[Figure collection entries]
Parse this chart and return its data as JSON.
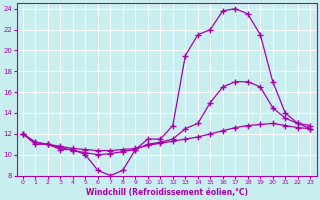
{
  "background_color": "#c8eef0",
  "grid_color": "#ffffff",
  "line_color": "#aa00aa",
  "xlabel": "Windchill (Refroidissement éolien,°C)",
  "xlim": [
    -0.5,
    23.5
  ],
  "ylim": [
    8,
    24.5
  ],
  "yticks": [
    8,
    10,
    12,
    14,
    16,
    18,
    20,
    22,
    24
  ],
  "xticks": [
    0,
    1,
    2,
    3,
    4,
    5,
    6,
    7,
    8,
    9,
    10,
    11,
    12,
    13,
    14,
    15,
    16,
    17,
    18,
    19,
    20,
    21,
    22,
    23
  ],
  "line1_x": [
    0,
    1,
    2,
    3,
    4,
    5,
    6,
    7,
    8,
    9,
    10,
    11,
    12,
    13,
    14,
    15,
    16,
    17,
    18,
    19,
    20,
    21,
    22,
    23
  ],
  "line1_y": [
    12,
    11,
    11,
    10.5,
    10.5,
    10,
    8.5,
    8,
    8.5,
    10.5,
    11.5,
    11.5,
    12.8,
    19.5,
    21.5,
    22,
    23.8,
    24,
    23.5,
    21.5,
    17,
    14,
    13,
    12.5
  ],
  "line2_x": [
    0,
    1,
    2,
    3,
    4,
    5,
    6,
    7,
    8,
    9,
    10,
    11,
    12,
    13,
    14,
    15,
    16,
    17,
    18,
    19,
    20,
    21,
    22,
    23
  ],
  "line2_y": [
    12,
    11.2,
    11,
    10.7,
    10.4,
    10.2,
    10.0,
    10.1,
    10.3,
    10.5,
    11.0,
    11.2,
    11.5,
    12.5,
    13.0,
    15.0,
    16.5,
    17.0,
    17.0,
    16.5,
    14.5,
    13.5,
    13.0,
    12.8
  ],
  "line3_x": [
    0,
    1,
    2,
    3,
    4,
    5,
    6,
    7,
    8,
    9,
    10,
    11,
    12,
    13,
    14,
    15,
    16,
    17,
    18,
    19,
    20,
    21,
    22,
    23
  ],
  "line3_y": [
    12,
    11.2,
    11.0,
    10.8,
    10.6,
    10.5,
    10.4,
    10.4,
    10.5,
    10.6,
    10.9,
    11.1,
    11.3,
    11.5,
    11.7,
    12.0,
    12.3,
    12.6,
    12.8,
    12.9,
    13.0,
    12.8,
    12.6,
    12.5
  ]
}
==
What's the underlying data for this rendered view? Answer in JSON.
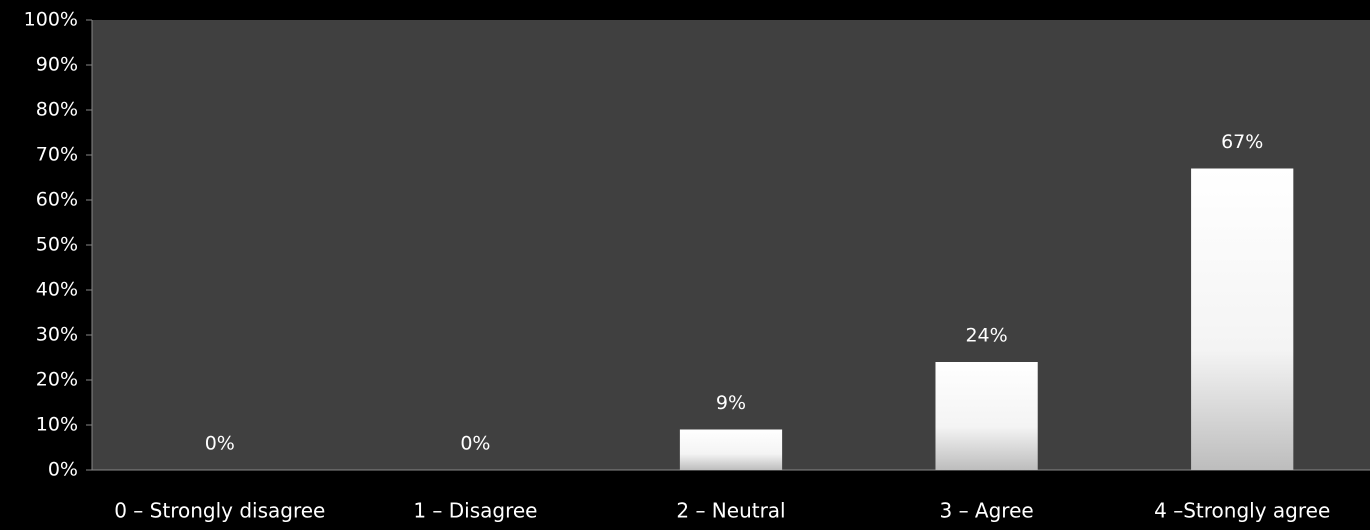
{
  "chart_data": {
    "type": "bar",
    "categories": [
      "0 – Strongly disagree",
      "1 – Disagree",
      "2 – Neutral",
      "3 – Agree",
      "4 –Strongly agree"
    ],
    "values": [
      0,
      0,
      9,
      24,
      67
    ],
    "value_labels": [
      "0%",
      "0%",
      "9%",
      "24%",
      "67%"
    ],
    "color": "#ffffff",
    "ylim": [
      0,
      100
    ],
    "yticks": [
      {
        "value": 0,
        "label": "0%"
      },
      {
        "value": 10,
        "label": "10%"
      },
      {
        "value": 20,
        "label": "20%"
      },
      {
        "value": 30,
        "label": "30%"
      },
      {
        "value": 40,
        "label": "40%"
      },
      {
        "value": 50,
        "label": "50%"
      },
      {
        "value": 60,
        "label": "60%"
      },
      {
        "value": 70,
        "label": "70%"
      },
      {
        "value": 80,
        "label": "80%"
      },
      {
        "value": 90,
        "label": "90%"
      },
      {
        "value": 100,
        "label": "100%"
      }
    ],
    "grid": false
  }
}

▶ [WRITTEN PROBLEM] Choose all lines containing the string "this" and copy them out.

▶ [EXERCISE RESULT]
Parse this chart and return its data as JSON.
What's the underlying data for this rendered view? Answer in JSON.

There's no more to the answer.